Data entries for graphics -
▬▬▬▬▬▬▬▬▬▬
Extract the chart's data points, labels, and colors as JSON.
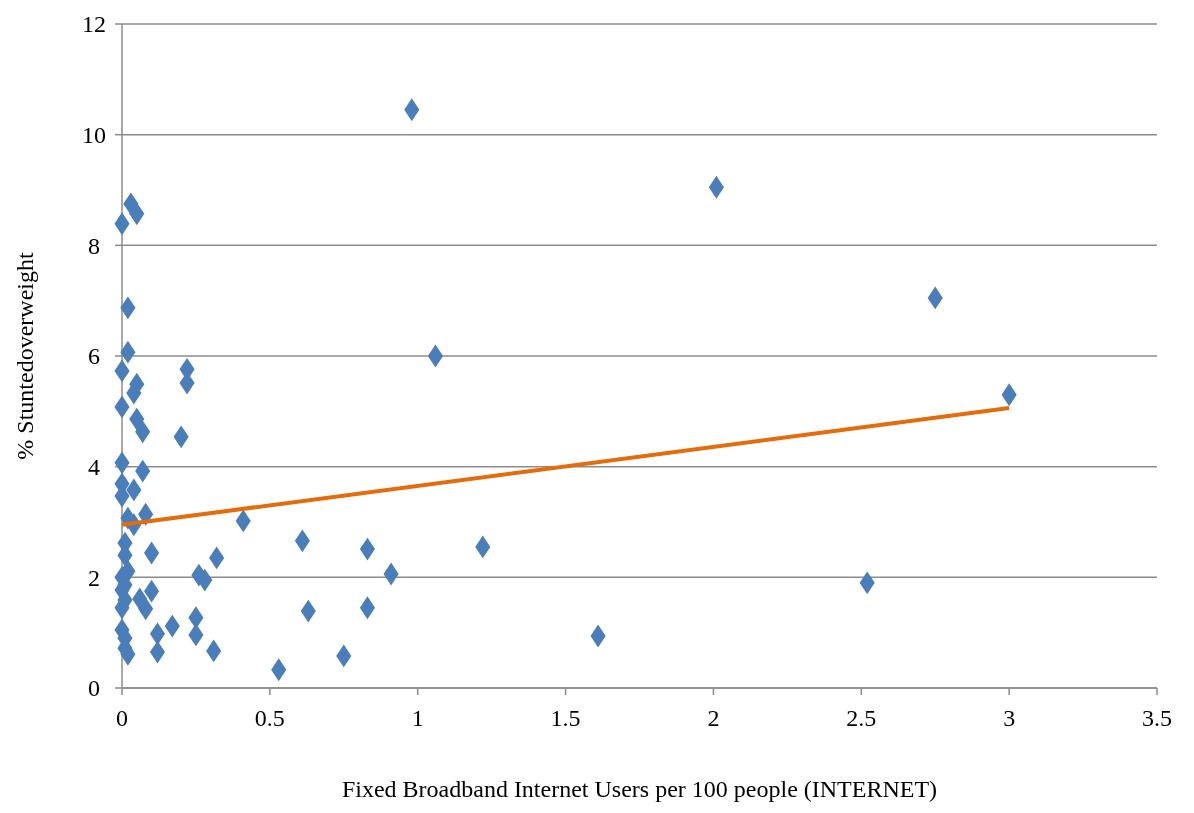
{
  "chart_data": {
    "type": "scatter",
    "xlabel": "Fixed Broadband Internet Users per 100 people (INTERNET)",
    "ylabel": "% Stuntedoverweight",
    "xlim": [
      0,
      3.5
    ],
    "xticks": [
      0,
      0.5,
      1,
      1.5,
      2,
      2.5,
      3,
      3.5
    ],
    "ylim": [
      0,
      12
    ],
    "yticks": [
      0,
      2,
      4,
      6,
      8,
      10,
      12
    ],
    "grid": "y",
    "series": [
      {
        "color": "#4a7ebb",
        "marker": "diamond",
        "x": [
          0,
          0.03,
          0.05,
          0.02,
          0.02,
          0,
          0.05,
          0.04,
          0,
          0.05,
          0.07,
          0,
          0.07,
          0,
          0.04,
          0,
          0.02,
          0.08,
          0.04,
          0.01,
          0.1,
          0.01,
          0.02,
          0,
          0.01,
          0,
          0.1,
          0.06,
          0.08,
          0,
          0.01,
          0,
          0.01,
          0.01,
          0.02,
          0.12,
          0.12,
          0.17,
          0.22,
          0.22,
          0.2,
          0.25,
          0.25,
          0.26,
          0.28,
          0.32,
          0.31,
          0.41,
          0.53,
          0.61,
          0.63,
          0.75,
          0.83,
          0.83,
          0.91,
          0.98,
          1.06,
          1.22,
          1.61,
          2.01,
          2.52,
          2.75,
          3.0
        ],
        "values": [
          8.39,
          8.75,
          8.57,
          6.87,
          6.07,
          5.73,
          5.49,
          5.33,
          5.08,
          4.86,
          4.63,
          4.07,
          3.92,
          3.69,
          3.58,
          3.47,
          3.07,
          3.14,
          2.95,
          2.62,
          2.44,
          2.4,
          2.11,
          2.0,
          1.86,
          1.77,
          1.75,
          1.61,
          1.43,
          1.45,
          1.59,
          1.05,
          0.9,
          0.72,
          0.61,
          0.98,
          0.65,
          1.12,
          5.76,
          5.51,
          4.54,
          1.27,
          0.96,
          2.04,
          1.95,
          2.35,
          0.67,
          3.02,
          0.33,
          2.66,
          1.39,
          0.58,
          2.51,
          1.45,
          2.06,
          10.45,
          6.0,
          2.55,
          0.94,
          9.05,
          1.9,
          7.05,
          5.3
        ]
      },
      {
        "type": "line",
        "color": "#e46c0a",
        "marker": "none",
        "x": [
          0,
          3
        ],
        "values": [
          2.95,
          5.06
        ]
      }
    ]
  }
}
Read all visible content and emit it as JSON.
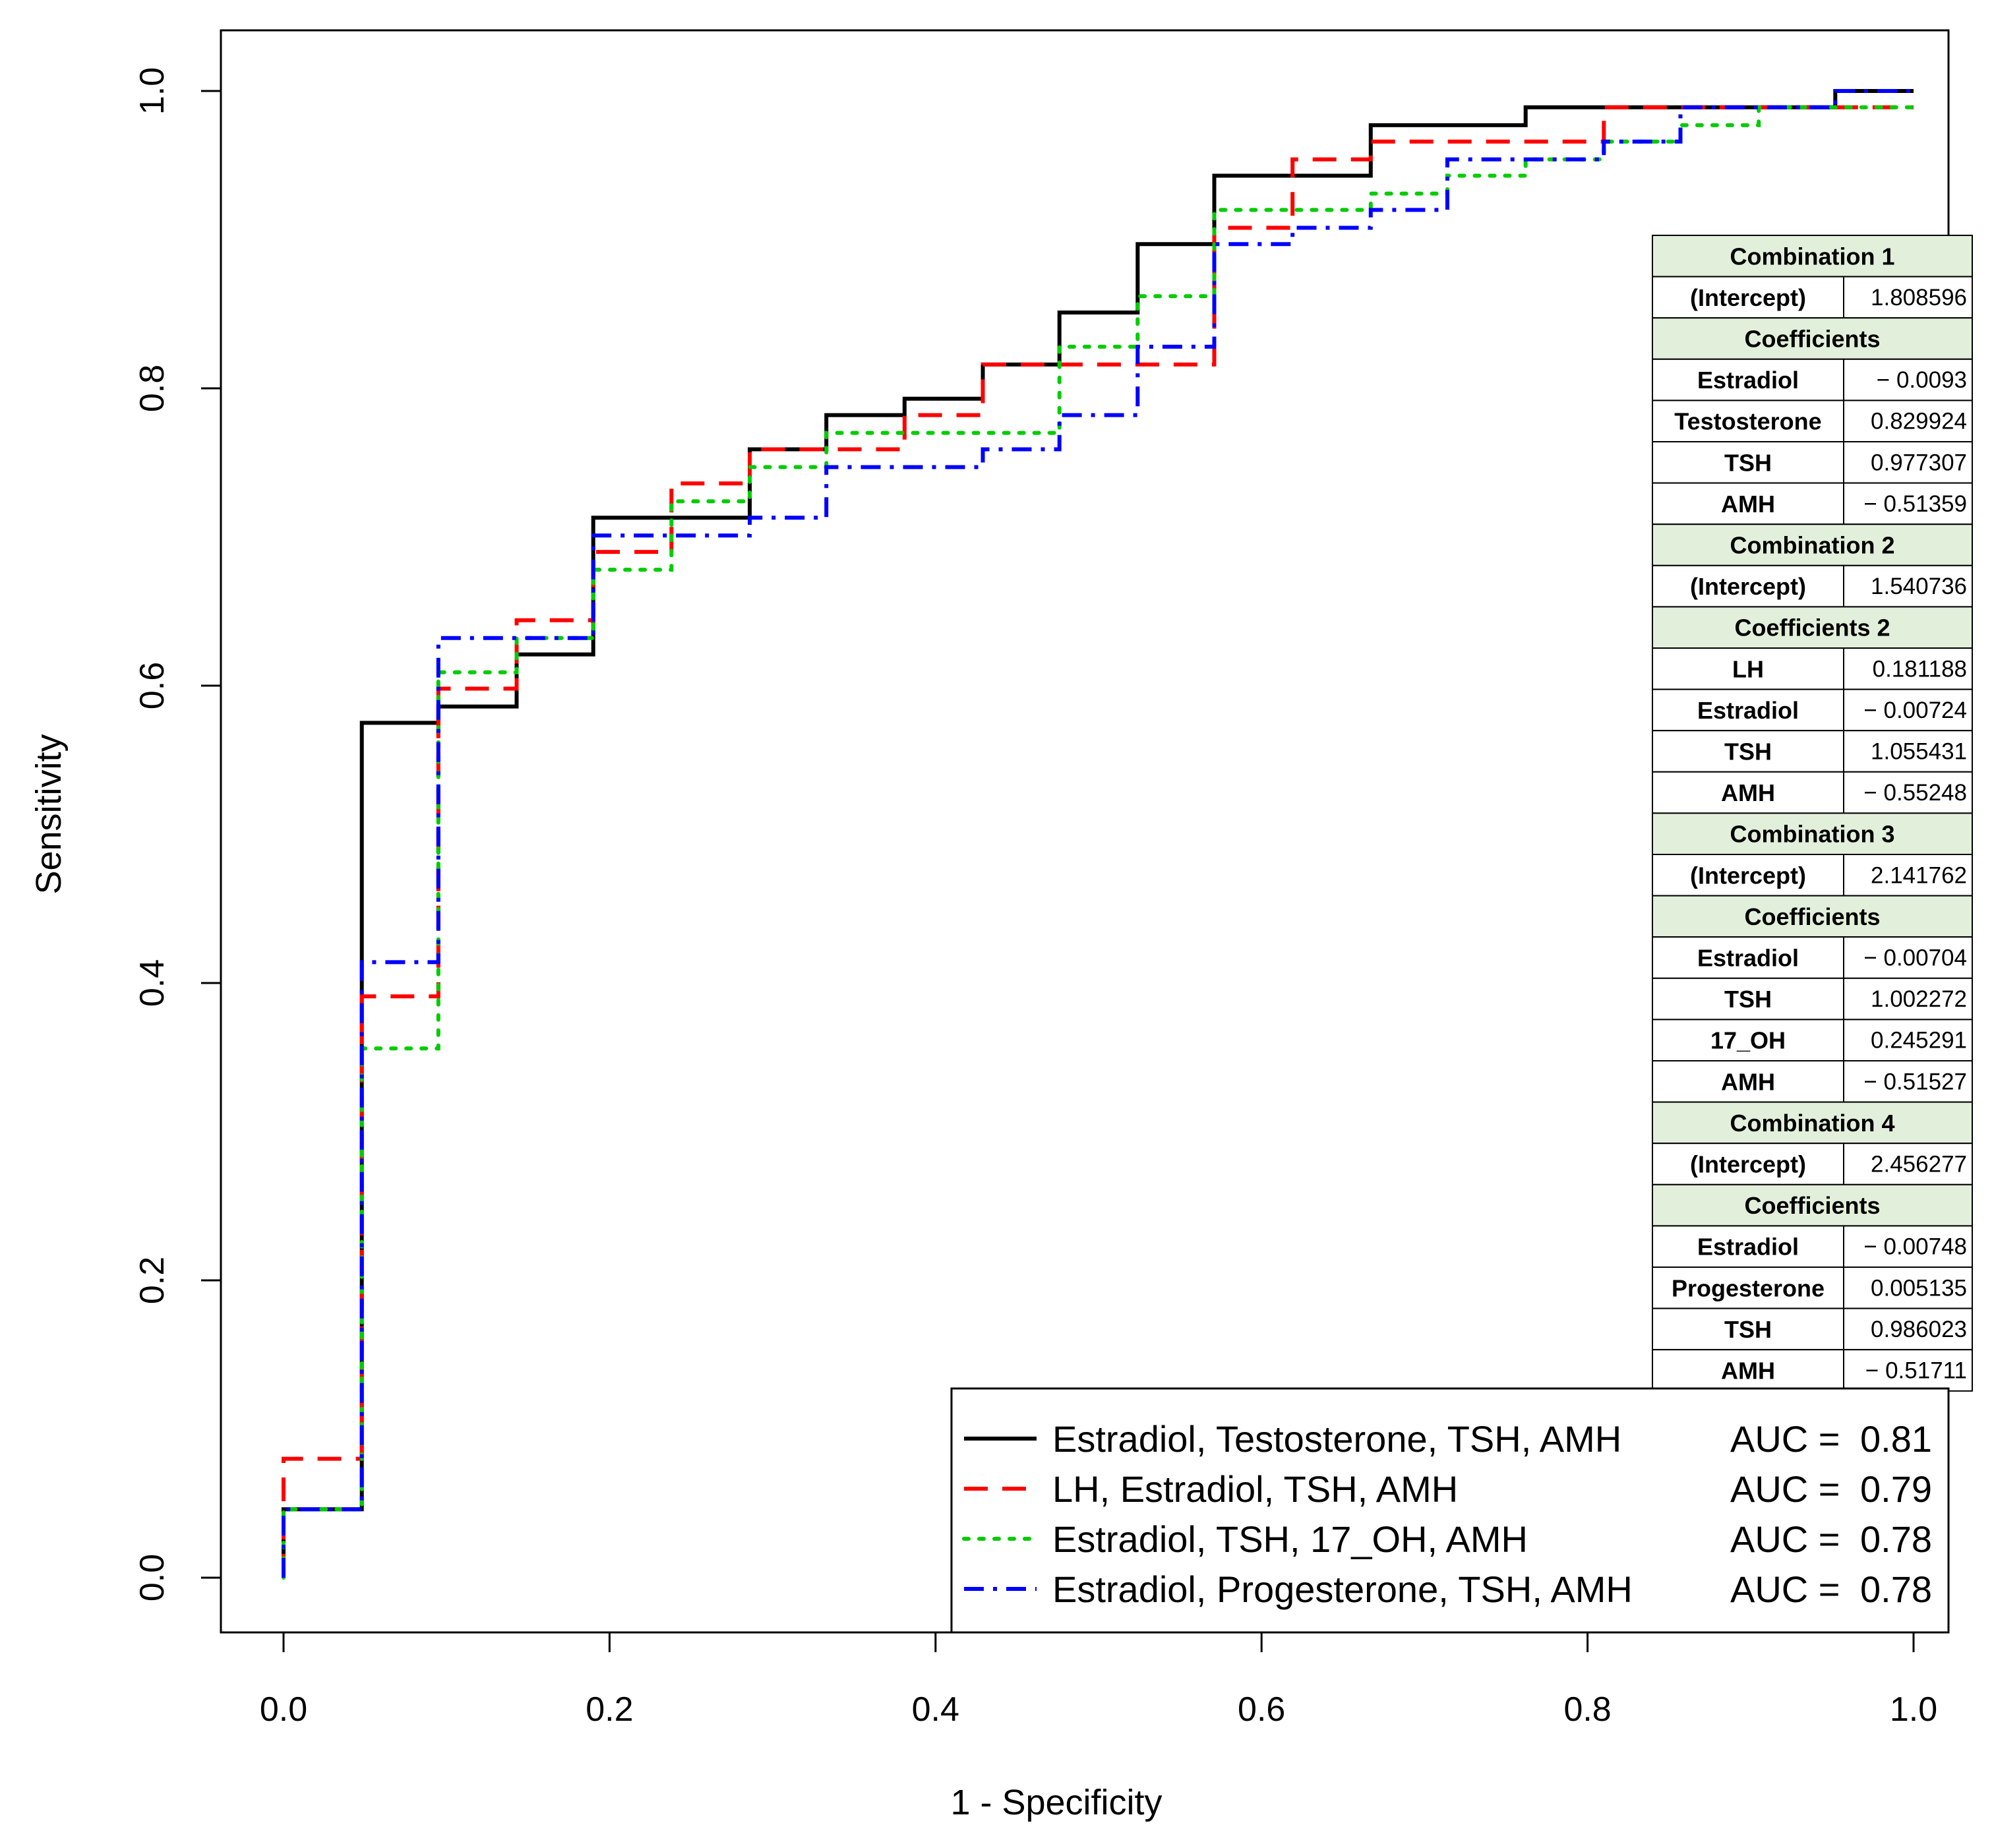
▬▬▬▬▬▬▬▬▬▬
What to produce - Write out each line of the data that holds the string "JSON".

Task output -
Extract the chart's data points, labels, and colors as JSON.
Read all visible content and emit it as JSON.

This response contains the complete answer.